* _Challenge A_: Format the lines of the records as a numbered list, leaving out blank lines. Start at the first line of the records and end at the line containing "value-label-not-endorsed: 61% bbox=[221, 498, 269, 522]", including both.

━━ Excerpted text ━━

Sablotron: Future Directions

Introduction

This document describes possible directions of the future development of Sablotron XML processor. Different users have different needs and they solve different problems. What we want is to outline improvements and new features that can be taken under considerations, and to start a discussion about possible issues. We also would like to get as much feedback from users as possible.

Arising issues split into several groups naturally:

XPath 2.0 and XSLT 2.0

Now, what are we speaking of is Sablotron 2.0; a new processor rewritten from the scratch. There is no chance to extend the existing engine to cover XPath 2.0 and XSLT 2.0.

This is the biggest issue at all, of course. Generally, the XSLT 2.0 WD brings a lot of promising ideas, such as the elegant sequence model, richer XPath syntax (with conditionals and loops). On the other hand, the 2.0 versions bring many problematic changes as well.

The built-in support for W3C XML Schema (or dependency on, if you wish) is the most critical new requirement from our point of view. We would need either to develop an XML Schema validator of our own or to make use of some third-party XSD validator, ideally implemented over the Expat XML parser. The first way would be a hard one. The second way could be easier, but we are not aware of a convenient validator.

The overall architecture would likely satisfy the new requirements quite fine, including things like multiple outputs. What must be redesigned from the scratch is the XPath evaluator.

What should be kept definitely is the possibility to evaluate XPath expression and run XSLT transformations on data provided externally, as provided by the SXP interface currently.

Architecture

This area covers many more or less technical issues, that are described in the standalone document FUTURE-TECH.html. Most of this document is related to extension functions; should it mean a support for a general, dynamic plug-in mechanism to embed external functions, or just a static implementation of particular EXSLT extensions. Look at this document if you want to learn more.

Sablotron Embedding

Just a few users employ Sablotron as standalone dynamic library directly. Most of them use it from popular scripting languages such as PHP, Perl, Python, Ruby, etc. The current API design seems to be sufficient for all of these wrappers and extensions. Another question is whether the wrappers are designed in a proper way and benefit from all Sablotron features. As all the wrappers (with the only exception of Perl XML::Sablotron module) are independent projects, Sablotron authors can't ensure their correctness and completeness directly. Despite of this fact, we are interested in the wrappers and extensions and we do our best to communicate with their authors actively.

PHP xslt extension

Most users employ Sablotron through PHP obviously. Unfortunately, PHP xslt extension is a bit old-fashioned and isn't developed too quickly. It's a kind of bitter irony: Most people see Sablotron in the mirror of PHP extension which is out of our control and hides advanced features of Sablotron (pre-parsed trees, DOM, SXP). This appears to be a pity for both PHP users and Sablotron.

━━━
━━ Raw records ━━

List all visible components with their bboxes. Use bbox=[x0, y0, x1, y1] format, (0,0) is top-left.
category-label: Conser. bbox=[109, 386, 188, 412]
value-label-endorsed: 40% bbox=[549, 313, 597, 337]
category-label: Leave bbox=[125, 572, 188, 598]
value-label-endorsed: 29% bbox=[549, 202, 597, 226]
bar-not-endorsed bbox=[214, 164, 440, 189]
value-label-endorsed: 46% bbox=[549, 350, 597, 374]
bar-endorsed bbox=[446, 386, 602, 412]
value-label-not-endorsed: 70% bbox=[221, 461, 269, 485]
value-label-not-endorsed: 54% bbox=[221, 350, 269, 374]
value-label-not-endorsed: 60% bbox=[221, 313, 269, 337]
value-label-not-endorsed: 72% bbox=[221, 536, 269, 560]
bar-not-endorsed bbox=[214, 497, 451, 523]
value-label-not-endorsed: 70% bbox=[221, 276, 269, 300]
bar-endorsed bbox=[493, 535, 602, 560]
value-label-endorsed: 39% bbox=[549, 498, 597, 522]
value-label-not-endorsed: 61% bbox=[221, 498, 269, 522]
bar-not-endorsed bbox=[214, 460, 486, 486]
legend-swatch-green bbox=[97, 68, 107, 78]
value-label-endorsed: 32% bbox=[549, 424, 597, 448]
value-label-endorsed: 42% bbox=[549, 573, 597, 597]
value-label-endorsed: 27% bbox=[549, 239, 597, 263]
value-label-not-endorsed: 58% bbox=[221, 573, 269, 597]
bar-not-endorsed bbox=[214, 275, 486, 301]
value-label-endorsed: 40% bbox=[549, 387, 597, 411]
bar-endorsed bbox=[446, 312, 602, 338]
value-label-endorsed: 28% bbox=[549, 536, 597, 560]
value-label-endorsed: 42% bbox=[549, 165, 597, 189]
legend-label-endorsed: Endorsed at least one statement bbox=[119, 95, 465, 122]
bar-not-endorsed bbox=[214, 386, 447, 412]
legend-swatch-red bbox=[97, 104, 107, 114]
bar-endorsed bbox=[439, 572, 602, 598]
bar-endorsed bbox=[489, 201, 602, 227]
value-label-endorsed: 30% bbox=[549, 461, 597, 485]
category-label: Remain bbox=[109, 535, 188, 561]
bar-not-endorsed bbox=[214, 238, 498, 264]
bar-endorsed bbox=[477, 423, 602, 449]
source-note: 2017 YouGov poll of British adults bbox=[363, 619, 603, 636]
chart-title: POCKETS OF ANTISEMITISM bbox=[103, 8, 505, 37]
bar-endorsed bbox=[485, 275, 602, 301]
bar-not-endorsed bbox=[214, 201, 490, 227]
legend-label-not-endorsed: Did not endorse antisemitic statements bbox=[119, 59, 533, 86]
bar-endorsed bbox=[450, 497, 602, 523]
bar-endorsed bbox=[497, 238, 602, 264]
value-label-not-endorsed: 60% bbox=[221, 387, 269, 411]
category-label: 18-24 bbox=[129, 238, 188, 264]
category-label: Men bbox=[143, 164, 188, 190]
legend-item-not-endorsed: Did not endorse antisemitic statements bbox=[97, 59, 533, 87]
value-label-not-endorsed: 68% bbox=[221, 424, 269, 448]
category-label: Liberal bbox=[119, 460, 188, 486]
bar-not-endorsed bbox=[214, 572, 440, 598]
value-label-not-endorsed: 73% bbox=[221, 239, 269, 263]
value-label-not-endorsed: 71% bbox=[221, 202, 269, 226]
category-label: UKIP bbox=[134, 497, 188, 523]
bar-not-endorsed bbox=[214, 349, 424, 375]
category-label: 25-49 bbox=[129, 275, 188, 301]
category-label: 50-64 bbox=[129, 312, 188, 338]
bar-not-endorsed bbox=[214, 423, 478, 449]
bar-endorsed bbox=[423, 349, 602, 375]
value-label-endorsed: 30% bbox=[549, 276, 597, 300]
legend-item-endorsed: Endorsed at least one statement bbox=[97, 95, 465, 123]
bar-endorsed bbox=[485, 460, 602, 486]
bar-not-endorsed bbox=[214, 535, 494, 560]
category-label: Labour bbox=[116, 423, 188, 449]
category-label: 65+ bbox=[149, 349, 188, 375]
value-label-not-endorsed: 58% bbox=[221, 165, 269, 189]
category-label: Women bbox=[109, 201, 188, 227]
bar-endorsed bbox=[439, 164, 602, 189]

━━━

* _Challenge B_: According to the Sablotron future-directions page, which wrapper is the only one that is not an independent project?

* _Expected answer A_:
1. List all visible components with their bboxes. Use bbox=[x0, y0, x1, y1] format, (0,0) is top-left.
2. category-label: Conser. bbox=[109, 386, 188, 412]
3. value-label-endorsed: 40% bbox=[549, 313, 597, 337]
4. category-label: Leave bbox=[125, 572, 188, 598]
5. value-label-endorsed: 29% bbox=[549, 202, 597, 226]
6. bar-not-endorsed bbox=[214, 164, 440, 189]
7. value-label-endorsed: 46% bbox=[549, 350, 597, 374]
8. bar-endorsed bbox=[446, 386, 602, 412]
9. value-label-not-endorsed: 70% bbox=[221, 461, 269, 485]
10. value-label-not-endorsed: 54% bbox=[221, 350, 269, 374]
11. value-label-not-endorsed: 60% bbox=[221, 313, 269, 337]
12. value-label-not-endorsed: 72% bbox=[221, 536, 269, 560]
13. bar-not-endorsed bbox=[214, 497, 451, 523]
14. value-label-not-endorsed: 70% bbox=[221, 276, 269, 300]
15. bar-endorsed bbox=[493, 535, 602, 560]
16. value-label-endorsed: 39% bbox=[549, 498, 597, 522]
17. value-label-not-endorsed: 61% bbox=[221, 498, 269, 522]

* _Expected answer B_: The Perl XML::Sablotron module.